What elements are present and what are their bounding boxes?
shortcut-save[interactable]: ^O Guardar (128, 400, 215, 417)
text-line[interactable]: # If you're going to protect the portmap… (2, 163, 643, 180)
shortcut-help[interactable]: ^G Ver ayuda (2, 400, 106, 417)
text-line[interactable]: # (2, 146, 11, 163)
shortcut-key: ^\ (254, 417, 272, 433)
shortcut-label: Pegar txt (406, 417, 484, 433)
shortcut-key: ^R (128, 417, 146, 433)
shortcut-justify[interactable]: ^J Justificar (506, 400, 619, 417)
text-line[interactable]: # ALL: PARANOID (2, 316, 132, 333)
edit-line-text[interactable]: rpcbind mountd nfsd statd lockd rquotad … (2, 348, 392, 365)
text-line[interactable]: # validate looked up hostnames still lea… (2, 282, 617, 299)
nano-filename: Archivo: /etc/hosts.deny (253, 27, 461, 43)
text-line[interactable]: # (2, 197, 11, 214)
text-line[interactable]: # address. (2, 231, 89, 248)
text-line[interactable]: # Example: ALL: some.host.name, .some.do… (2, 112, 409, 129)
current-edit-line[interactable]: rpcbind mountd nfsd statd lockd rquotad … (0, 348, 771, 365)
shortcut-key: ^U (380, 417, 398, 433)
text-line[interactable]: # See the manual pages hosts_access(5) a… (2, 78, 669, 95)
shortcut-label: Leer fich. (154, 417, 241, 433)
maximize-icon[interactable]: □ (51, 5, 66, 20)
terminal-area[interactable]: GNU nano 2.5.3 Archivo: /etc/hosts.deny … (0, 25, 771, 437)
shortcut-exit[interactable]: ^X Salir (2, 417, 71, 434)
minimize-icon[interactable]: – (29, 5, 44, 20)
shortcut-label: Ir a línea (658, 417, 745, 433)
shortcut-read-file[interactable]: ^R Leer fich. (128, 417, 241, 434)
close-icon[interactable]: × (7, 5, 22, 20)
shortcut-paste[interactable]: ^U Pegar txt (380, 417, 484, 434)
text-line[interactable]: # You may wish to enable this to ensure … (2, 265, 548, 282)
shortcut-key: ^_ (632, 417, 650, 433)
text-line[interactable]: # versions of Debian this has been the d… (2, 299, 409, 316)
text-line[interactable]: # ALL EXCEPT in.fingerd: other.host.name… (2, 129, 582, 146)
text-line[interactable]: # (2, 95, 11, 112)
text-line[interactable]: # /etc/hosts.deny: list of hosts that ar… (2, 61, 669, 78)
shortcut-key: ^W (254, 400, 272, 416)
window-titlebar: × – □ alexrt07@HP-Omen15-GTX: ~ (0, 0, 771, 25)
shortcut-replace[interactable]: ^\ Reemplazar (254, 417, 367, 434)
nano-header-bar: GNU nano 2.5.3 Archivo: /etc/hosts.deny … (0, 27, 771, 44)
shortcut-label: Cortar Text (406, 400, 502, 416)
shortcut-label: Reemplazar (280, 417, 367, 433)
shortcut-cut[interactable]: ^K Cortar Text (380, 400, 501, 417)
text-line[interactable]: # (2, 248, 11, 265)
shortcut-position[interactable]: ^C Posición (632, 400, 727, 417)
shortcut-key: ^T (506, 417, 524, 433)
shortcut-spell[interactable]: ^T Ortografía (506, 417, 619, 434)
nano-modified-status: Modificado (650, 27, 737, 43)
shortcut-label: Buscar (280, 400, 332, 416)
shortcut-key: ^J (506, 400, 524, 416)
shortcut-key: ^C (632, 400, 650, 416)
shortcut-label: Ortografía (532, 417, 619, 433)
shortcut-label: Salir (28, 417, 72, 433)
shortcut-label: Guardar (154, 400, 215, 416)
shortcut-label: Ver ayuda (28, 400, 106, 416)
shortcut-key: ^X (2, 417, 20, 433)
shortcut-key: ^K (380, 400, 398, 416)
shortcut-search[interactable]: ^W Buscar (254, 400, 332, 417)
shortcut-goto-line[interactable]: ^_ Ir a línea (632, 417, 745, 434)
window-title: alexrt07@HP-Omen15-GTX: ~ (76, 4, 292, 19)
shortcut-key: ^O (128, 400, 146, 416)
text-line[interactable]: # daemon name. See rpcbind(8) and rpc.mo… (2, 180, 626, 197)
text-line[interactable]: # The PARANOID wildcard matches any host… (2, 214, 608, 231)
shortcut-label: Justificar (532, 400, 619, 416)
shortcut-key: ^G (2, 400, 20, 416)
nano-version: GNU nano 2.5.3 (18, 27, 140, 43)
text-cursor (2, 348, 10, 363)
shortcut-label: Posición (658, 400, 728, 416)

Problem description → Retype the entries above, beginning with the very first line and ending after the line that contains "text-line[interactable]: # ALL: PARANOID", with every character unchanged.

Response →
What elements are present and what are their bounding boxes?
shortcut-save[interactable]: ^O Guardar (128, 400, 215, 417)
text-line[interactable]: # If you're going to protect the portmap… (2, 163, 643, 180)
shortcut-help[interactable]: ^G Ver ayuda (2, 400, 106, 417)
text-line[interactable]: # (2, 146, 11, 163)
shortcut-key: ^\ (254, 417, 272, 433)
shortcut-label: Pegar txt (406, 417, 484, 433)
shortcut-key: ^R (128, 417, 146, 433)
shortcut-justify[interactable]: ^J Justificar (506, 400, 619, 417)
text-line[interactable]: # ALL: PARANOID (2, 316, 132, 333)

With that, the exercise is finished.